■ TASK STATEMENT: List each line of the data that holds the word "this".
##########
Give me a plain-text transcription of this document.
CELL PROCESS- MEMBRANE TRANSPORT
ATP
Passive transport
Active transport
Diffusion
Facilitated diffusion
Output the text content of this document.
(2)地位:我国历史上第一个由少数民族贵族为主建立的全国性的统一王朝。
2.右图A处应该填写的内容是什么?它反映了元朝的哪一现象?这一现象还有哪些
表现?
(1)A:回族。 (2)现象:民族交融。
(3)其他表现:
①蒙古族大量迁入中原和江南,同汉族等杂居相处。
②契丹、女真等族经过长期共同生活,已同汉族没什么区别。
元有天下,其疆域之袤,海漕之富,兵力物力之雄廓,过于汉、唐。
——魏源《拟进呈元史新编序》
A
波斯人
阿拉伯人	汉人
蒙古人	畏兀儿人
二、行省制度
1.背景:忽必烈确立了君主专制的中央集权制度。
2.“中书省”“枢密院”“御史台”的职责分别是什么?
##########
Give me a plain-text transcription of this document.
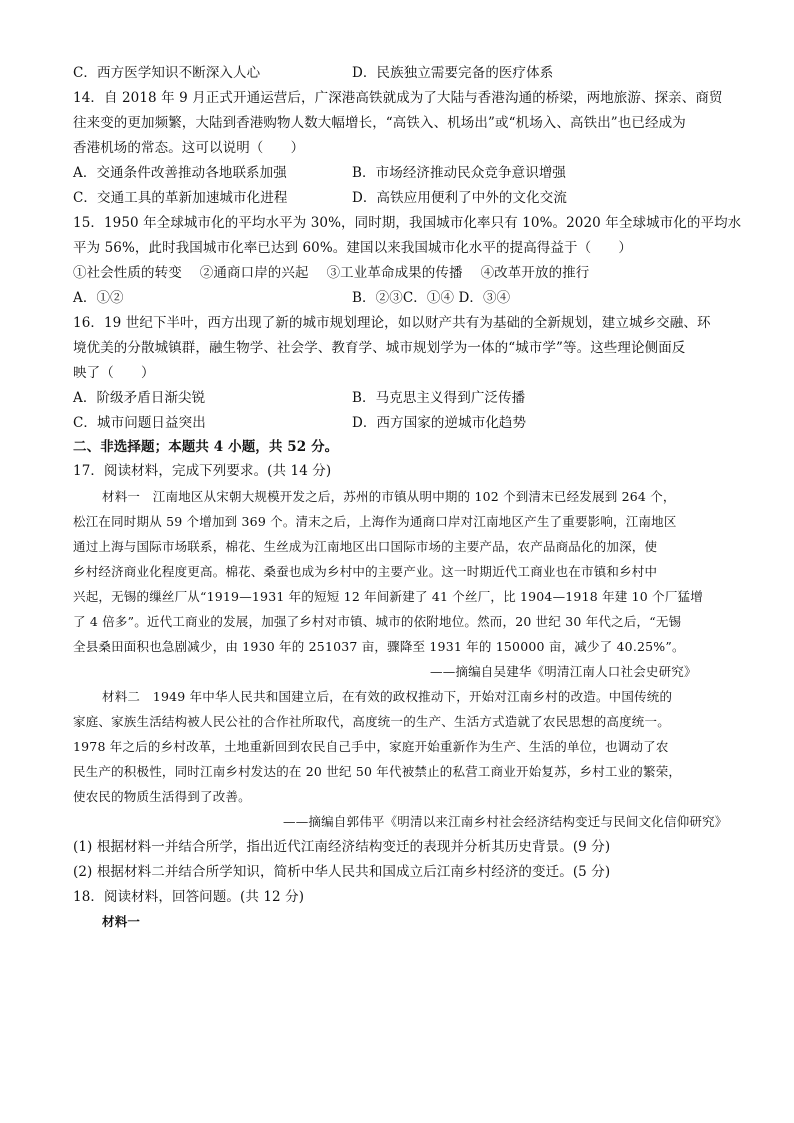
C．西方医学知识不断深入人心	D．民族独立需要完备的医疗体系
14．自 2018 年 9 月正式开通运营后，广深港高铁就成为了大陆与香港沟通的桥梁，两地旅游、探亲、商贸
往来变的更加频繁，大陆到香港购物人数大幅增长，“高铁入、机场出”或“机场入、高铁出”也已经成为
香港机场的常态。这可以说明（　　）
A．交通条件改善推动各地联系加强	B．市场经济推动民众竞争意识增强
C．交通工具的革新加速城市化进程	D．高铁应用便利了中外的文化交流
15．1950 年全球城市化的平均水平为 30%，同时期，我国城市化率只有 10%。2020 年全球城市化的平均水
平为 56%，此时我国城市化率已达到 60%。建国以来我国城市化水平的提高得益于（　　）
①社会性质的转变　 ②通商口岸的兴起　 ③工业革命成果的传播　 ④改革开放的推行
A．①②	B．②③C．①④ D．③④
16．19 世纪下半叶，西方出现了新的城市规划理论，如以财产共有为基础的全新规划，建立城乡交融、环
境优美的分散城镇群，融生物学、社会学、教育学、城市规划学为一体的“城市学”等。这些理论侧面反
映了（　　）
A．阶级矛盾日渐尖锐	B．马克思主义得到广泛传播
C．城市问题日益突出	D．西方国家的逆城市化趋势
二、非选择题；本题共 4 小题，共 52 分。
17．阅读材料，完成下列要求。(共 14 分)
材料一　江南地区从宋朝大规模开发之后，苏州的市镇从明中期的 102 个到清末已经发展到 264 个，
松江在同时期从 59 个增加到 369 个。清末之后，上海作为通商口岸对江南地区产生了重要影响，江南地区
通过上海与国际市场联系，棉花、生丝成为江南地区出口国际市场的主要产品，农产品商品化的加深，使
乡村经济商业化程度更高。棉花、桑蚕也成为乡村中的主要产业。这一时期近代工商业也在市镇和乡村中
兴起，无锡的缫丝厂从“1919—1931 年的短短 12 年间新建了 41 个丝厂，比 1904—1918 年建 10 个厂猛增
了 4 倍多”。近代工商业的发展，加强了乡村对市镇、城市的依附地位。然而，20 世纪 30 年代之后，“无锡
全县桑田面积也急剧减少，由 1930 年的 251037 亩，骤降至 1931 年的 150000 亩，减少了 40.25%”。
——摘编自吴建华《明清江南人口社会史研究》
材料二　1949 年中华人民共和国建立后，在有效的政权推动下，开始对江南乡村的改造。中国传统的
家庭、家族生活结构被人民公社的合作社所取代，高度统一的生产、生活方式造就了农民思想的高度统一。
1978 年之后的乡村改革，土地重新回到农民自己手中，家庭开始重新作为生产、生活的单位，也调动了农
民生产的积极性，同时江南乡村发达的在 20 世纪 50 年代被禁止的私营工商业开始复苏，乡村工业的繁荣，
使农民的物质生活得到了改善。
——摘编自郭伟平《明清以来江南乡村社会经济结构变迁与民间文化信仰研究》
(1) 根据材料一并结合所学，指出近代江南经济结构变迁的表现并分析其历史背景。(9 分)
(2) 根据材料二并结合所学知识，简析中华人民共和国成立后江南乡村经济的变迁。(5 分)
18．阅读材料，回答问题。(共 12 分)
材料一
##########
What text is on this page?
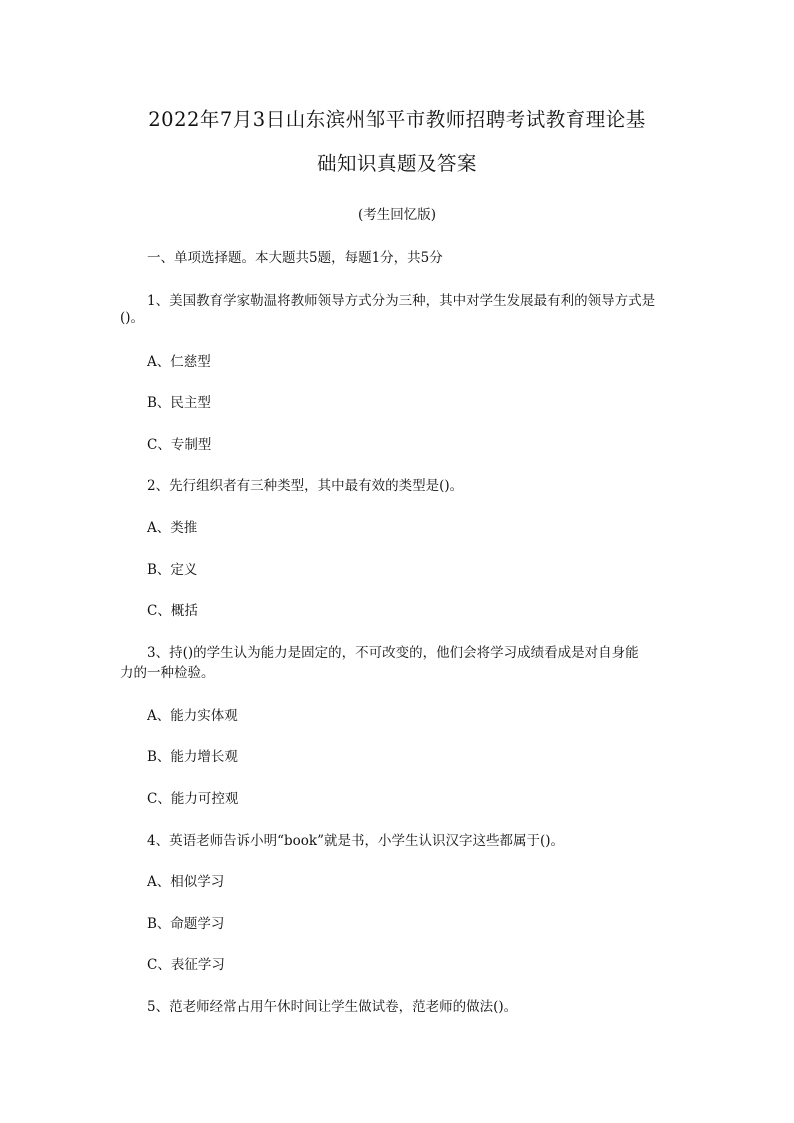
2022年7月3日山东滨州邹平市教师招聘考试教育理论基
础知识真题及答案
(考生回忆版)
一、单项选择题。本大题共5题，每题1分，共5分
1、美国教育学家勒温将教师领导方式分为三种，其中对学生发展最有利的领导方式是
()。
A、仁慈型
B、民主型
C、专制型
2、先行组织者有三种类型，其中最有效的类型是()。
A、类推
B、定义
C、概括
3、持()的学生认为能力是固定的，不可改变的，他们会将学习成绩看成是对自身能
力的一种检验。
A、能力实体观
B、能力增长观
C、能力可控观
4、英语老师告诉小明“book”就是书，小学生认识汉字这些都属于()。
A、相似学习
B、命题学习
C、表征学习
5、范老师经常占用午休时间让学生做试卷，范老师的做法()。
##########
■ CORRECT RESPONSE:
Give me a plain-text transcription of this document.
Output the text content of this document.
Give me a plain-text transcription of this document.
What text is on this page?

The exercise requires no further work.